Stored data:
####

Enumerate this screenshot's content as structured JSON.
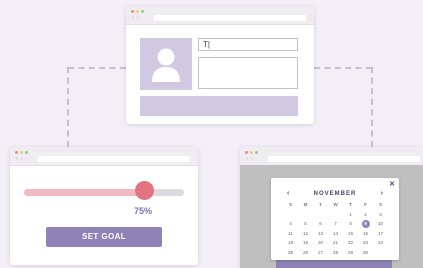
{
  "colors": {
    "background": "#f3eff6",
    "accent_purple": "#8d83b6",
    "light_purple": "#d1c8e1",
    "slider_thumb": "#e27380",
    "slider_fill": "#f1b9c0",
    "overlay_grey": "#bfbfbf",
    "dot_red": "#f08c8c",
    "dot_yellow": "#f5cc6e",
    "dot_green": "#8fd18a"
  },
  "icons": {
    "avatar": "user-icon",
    "close": "close-icon",
    "prev": "chevron-left-icon",
    "next": "chevron-right-icon"
  },
  "profile_form": {
    "text_input_value": "T|"
  },
  "goal_widget": {
    "progress": 0.75,
    "percent_label": "75%",
    "button_label": "SET GOAL"
  },
  "calendar": {
    "month": "NOVEMBER",
    "prev_symbol": "‹",
    "next_symbol": "›",
    "close_symbol": "✕",
    "weekdays": [
      "S",
      "M",
      "T",
      "W",
      "T",
      "F",
      "S"
    ],
    "selected_day": "9",
    "weeks": [
      [
        "",
        "",
        "",
        "",
        "1",
        "2",
        "3"
      ],
      [
        "4",
        "5",
        "6",
        "7",
        "8",
        "9",
        "10"
      ],
      [
        "11",
        "12",
        "13",
        "14",
        "15",
        "16",
        "17"
      ],
      [
        "18",
        "19",
        "20",
        "21",
        "22",
        "23",
        "24"
      ],
      [
        "25",
        "26",
        "27",
        "28",
        "29",
        "30",
        ""
      ]
    ]
  }
}
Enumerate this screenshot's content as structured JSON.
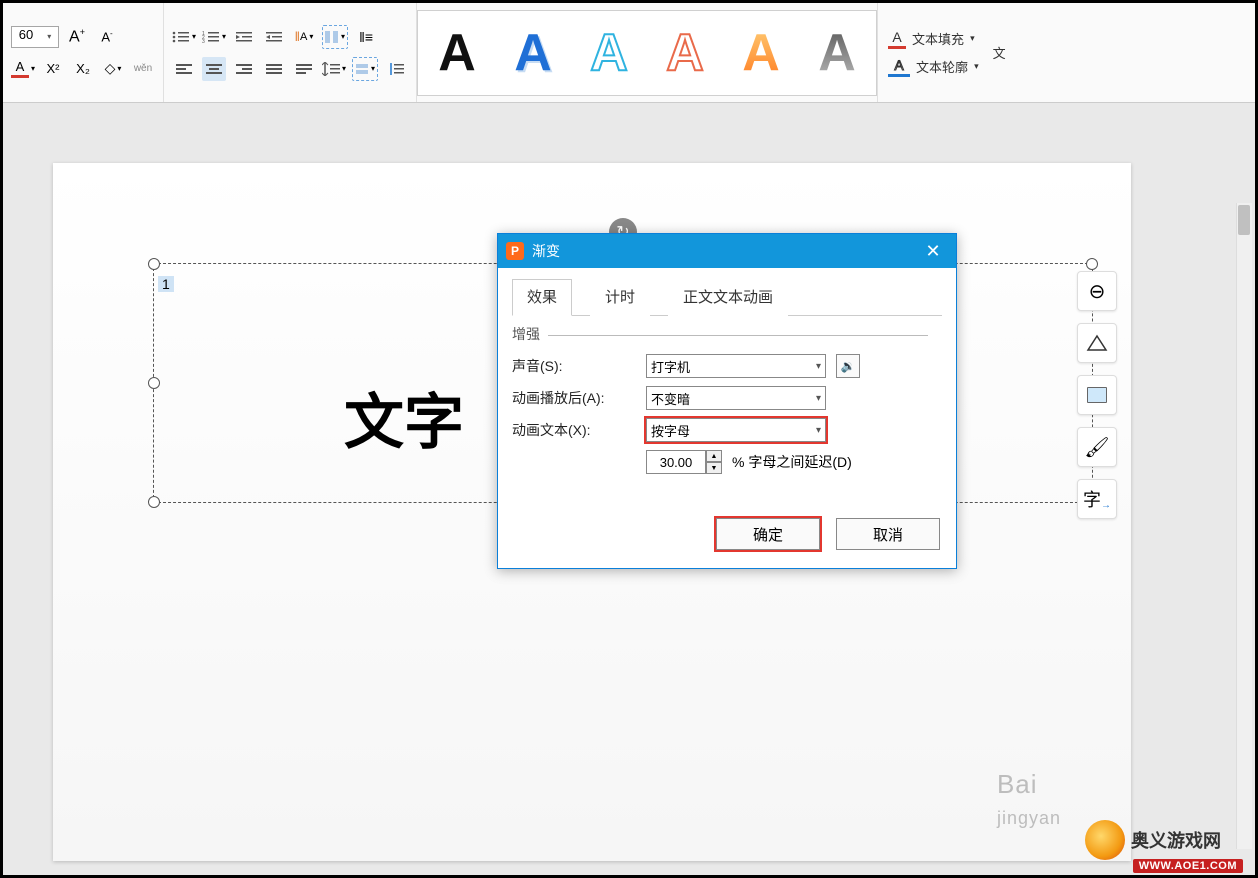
{
  "ribbon": {
    "font_size": "60",
    "text_styles_letter": "A",
    "text_fill_label": "文本填充",
    "text_outline_label": "文本轮廓",
    "text_effects_label": "文"
  },
  "canvas": {
    "textbox_text": "文字",
    "anchor_num": "1"
  },
  "dialog": {
    "title": "渐变",
    "tabs": {
      "effect": "效果",
      "timing": "计时",
      "text_anim": "正文文本动画"
    },
    "section_label": "增强",
    "labels": {
      "sound": "声音(S):",
      "after_anim": "动画播放后(A):",
      "anim_text": "动画文本(X):",
      "delay_label": "% 字母之间延迟(D)"
    },
    "values": {
      "sound": "打字机",
      "after_anim": "不变暗",
      "anim_text": "按字母",
      "delay": "30.00"
    },
    "buttons": {
      "ok": "确定",
      "cancel": "取消"
    }
  },
  "watermark": {
    "brand": "Bai",
    "sub": "jingyan"
  },
  "logo": {
    "text": "奥义游戏网",
    "url": "WWW.AOE1.COM"
  }
}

####

Ignore the images and quote every line of the listing exactly.

Enumerate this screenshot's content as structured JSON.
{
  "colors": {
    "background": "#f3eff6",
    "accent_purple": "#8d83b6",
    "light_purple": "#d1c8e1",
    "slider_thumb": "#e27380",
    "slider_fill": "#f1b9c0",
    "overlay_grey": "#bfbfbf",
    "dot_red": "#f08c8c",
    "dot_yellow": "#f5cc6e",
    "dot_green": "#8fd18a"
  },
  "icons": {
    "avatar": "user-icon",
    "close": "close-icon",
    "prev": "chevron-left-icon",
    "next": "chevron-right-icon"
  },
  "profile_form": {
    "text_input_value": "T|"
  },
  "goal_widget": {
    "progress": 0.75,
    "percent_label": "75%",
    "button_label": "SET GOAL"
  },
  "calendar": {
    "month": "NOVEMBER",
    "prev_symbol": "‹",
    "next_symbol": "›",
    "close_symbol": "✕",
    "weekdays": [
      "S",
      "M",
      "T",
      "W",
      "T",
      "F",
      "S"
    ],
    "selected_day": "9",
    "weeks": [
      [
        "",
        "",
        "",
        "",
        "1",
        "2",
        "3"
      ],
      [
        "4",
        "5",
        "6",
        "7",
        "8",
        "9",
        "10"
      ],
      [
        "11",
        "12",
        "13",
        "14",
        "15",
        "16",
        "17"
      ],
      [
        "18",
        "19",
        "20",
        "21",
        "22",
        "23",
        "24"
      ],
      [
        "25",
        "26",
        "27",
        "28",
        "29",
        "30",
        ""
      ]
    ]
  }
}
Enumerate this screenshot's content as structured JSON.
{
  "ribbon": {
    "font_size": "60",
    "text_styles_letter": "A",
    "text_fill_label": "文本填充",
    "text_outline_label": "文本轮廓",
    "text_effects_label": "文"
  },
  "canvas": {
    "textbox_text": "文字",
    "anchor_num": "1"
  },
  "dialog": {
    "title": "渐变",
    "tabs": {
      "effect": "效果",
      "timing": "计时",
      "text_anim": "正文文本动画"
    },
    "section_label": "增强",
    "labels": {
      "sound": "声音(S):",
      "after_anim": "动画播放后(A):",
      "anim_text": "动画文本(X):",
      "delay_label": "% 字母之间延迟(D)"
    },
    "values": {
      "sound": "打字机",
      "after_anim": "不变暗",
      "anim_text": "按字母",
      "delay": "30.00"
    },
    "buttons": {
      "ok": "确定",
      "cancel": "取消"
    }
  },
  "watermark": {
    "brand": "Bai",
    "sub": "jingyan"
  },
  "logo": {
    "text": "奥义游戏网",
    "url": "WWW.AOE1.COM"
  }
}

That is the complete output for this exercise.